* What the task requires
Return each entry exactly, with none missing.

* Data provided

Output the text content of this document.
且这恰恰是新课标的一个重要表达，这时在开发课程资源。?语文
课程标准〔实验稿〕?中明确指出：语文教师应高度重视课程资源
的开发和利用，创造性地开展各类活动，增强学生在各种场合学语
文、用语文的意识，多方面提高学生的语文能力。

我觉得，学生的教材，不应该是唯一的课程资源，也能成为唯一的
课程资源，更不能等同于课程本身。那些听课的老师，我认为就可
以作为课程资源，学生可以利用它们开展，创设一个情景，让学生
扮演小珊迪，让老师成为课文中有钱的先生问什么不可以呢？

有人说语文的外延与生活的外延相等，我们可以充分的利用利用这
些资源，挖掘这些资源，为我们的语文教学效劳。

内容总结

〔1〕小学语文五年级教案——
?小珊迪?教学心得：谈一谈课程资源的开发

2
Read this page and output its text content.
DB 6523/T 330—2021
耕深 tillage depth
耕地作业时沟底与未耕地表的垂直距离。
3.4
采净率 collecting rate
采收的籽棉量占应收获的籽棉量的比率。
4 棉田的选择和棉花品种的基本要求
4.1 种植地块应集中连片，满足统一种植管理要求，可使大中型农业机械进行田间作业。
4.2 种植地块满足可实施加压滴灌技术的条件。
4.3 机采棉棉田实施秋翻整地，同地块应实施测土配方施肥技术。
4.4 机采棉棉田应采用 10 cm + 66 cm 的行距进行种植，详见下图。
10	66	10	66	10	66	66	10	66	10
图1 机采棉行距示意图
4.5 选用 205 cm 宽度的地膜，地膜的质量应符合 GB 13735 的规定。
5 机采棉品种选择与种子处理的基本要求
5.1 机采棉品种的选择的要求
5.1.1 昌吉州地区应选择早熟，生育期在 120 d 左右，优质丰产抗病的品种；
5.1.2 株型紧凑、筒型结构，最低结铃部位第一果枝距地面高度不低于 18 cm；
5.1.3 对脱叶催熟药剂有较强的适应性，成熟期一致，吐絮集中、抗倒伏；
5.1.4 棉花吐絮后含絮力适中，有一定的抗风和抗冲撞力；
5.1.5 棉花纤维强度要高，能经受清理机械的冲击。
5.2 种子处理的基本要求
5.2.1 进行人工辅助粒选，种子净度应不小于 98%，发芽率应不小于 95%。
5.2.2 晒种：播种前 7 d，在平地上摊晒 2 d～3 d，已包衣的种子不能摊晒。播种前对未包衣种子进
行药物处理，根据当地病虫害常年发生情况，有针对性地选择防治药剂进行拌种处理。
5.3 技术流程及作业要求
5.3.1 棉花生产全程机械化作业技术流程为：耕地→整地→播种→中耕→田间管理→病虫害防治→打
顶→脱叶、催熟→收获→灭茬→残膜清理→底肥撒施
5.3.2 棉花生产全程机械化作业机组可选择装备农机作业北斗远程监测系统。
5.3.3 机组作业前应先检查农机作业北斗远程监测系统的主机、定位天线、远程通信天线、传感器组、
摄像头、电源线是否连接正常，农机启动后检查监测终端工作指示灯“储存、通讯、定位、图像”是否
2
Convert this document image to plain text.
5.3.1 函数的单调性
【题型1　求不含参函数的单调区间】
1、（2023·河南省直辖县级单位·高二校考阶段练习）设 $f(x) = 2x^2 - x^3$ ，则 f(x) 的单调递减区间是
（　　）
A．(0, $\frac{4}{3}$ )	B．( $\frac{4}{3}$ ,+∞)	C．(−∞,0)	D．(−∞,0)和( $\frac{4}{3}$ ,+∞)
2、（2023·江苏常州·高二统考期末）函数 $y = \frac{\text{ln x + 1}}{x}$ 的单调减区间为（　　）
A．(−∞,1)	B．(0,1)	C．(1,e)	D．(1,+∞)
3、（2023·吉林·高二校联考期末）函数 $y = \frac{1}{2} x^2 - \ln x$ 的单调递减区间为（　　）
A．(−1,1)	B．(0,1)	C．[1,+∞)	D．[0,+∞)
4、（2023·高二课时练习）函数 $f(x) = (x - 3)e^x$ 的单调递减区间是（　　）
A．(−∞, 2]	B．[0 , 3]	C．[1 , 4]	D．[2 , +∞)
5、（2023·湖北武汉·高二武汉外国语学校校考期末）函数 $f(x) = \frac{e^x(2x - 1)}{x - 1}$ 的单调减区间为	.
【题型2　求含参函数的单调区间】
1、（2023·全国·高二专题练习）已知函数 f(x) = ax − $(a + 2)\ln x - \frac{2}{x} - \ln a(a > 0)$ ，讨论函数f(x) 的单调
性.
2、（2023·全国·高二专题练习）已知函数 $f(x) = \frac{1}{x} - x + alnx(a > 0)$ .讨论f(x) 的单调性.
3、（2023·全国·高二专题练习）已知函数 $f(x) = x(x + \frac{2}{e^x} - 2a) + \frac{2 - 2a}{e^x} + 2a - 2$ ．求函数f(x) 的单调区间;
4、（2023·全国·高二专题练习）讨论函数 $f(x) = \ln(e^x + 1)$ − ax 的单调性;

* Solution to this task
Output the text content of this document.
且这恰恰是新课标的一个重要表达，这时在开发课程资源。?语文
课程标准〔实验稿〕?中明确指出：语文教师应高度重视课程资源
的开发和利用，创造性地开展各类活动，增强学生在各种场合学语
文、用语文的意识，多方面提高学生的语文能力。

我觉得，学生的教材，不应该是唯一的课程资源，也能成为唯一的
课程资源，更不能等同于课程本身。那些听课的老师，我认为就可
以作为课程资源，学生可以利用它们开展，创设一个情景，让学生
扮演小珊迪，让老师成为课文中有钱的先生问什么不可以呢？

有人说语文的外延与生活的外延相等，我们可以充分的利用利用这
些资源，挖掘这些资源，为我们的语文教学效劳。

内容总结

〔1〕小学语文五年级教案——
?小珊迪?教学心得：谈一谈课程资源的开发

2
Read this page and output its text content.
DB 6523/T 330—2021
耕深 tillage depth
耕地作业时沟底与未耕地表的垂直距离。
3.4
采净率 collecting rate
采收的籽棉量占应收获的籽棉量的比率。
4 棉田的选择和棉花品种的基本要求
4.1 种植地块应集中连片，满足统一种植管理要求，可使大中型农业机械进行田间作业。
4.2 种植地块满足可实施加压滴灌技术的条件。
4.3 机采棉棉田实施秋翻整地，同地块应实施测土配方施肥技术。
4.4 机采棉棉田应采用 10 cm + 66 cm 的行距进行种植，详见下图。
10	66	10	66	10	66	66	10	66	10
图1 机采棉行距示意图
4.5 选用 205 cm 宽度的地膜，地膜的质量应符合 GB 13735 的规定。
5 机采棉品种选择与种子处理的基本要求
5.1 机采棉品种的选择的要求
5.1.1 昌吉州地区应选择早熟，生育期在 120 d 左右，优质丰产抗病的品种；
5.1.2 株型紧凑、筒型结构，最低结铃部位第一果枝距地面高度不低于 18 cm；
5.1.3 对脱叶催熟药剂有较强的适应性，成熟期一致，吐絮集中、抗倒伏；
5.1.4 棉花吐絮后含絮力适中，有一定的抗风和抗冲撞力；
5.1.5 棉花纤维强度要高，能经受清理机械的冲击。
5.2 种子处理的基本要求
5.2.1 进行人工辅助粒选，种子净度应不小于 98%，发芽率应不小于 95%。
5.2.2 晒种：播种前 7 d，在平地上摊晒 2 d～3 d，已包衣的种子不能摊晒。播种前对未包衣种子进
行药物处理，根据当地病虫害常年发生情况，有针对性地选择防治药剂进行拌种处理。
5.3 技术流程及作业要求
5.3.1 棉花生产全程机械化作业技术流程为：耕地→整地→播种→中耕→田间管理→病虫害防治→打
顶→脱叶、催熟→收获→灭茬→残膜清理→底肥撒施
5.3.2 棉花生产全程机械化作业机组可选择装备农机作业北斗远程监测系统。
5.3.3 机组作业前应先检查农机作业北斗远程监测系统的主机、定位天线、远程通信天线、传感器组、
摄像头、电源线是否连接正常，农机启动后检查监测终端工作指示灯“储存、通讯、定位、图像”是否
2
Convert this document image to plain text.
5.3.1 函数的单调性
【题型1　求不含参函数的单调区间】
1、（2023·河南省直辖县级单位·高二校考阶段练习）设 $f(x) = 2x^2 - x^3$ ，则 f(x) 的单调递减区间是
（　　）
A．(0, $\frac{4}{3}$ )	B．( $\frac{4}{3}$ ,+∞)	C．(−∞,0)	D．(−∞,0)和( $\frac{4}{3}$ ,+∞)
2、（2023·江苏常州·高二统考期末）函数 $y = \frac{\text{ln x + 1}}{x}$ 的单调减区间为（　　）
A．(−∞,1)	B．(0,1)	C．(1,e)	D．(1,+∞)
3、（2023·吉林·高二校联考期末）函数 $y = \frac{1}{2} x^2 - \ln x$ 的单调递减区间为（　　）
A．(−1,1)	B．(0,1)	C．[1,+∞)	D．[0,+∞)
4、（2023·高二课时练习）函数 $f(x) = (x - 3)e^x$ 的单调递减区间是（　　）
A．(−∞, 2]	B．[0 , 3]	C．[1 , 4]	D．[2 , +∞)
5、（2023·湖北武汉·高二武汉外国语学校校考期末）函数 $f(x) = \frac{e^x(2x - 1)}{x - 1}$ 的单调减区间为	.
【题型2　求含参函数的单调区间】
1、（2023·全国·高二专题练习）已知函数 f(x) = ax − $(a + 2)\ln x - \frac{2}{x} - \ln a(a > 0)$ ，讨论函数f(x) 的单调
性.
2、（2023·全国·高二专题练习）已知函数 $f(x) = \frac{1}{x} - x + alnx(a > 0)$ .讨论f(x) 的单调性.
3、（2023·全国·高二专题练习）已知函数 $f(x) = x(x + \frac{2}{e^x} - 2a) + \frac{2 - 2a}{e^x} + 2a - 2$ ．求函数f(x) 的单调区间;
4、（2023·全国·高二专题练习）讨论函数 $f(x) = \ln(e^x + 1)$ − ax 的单调性;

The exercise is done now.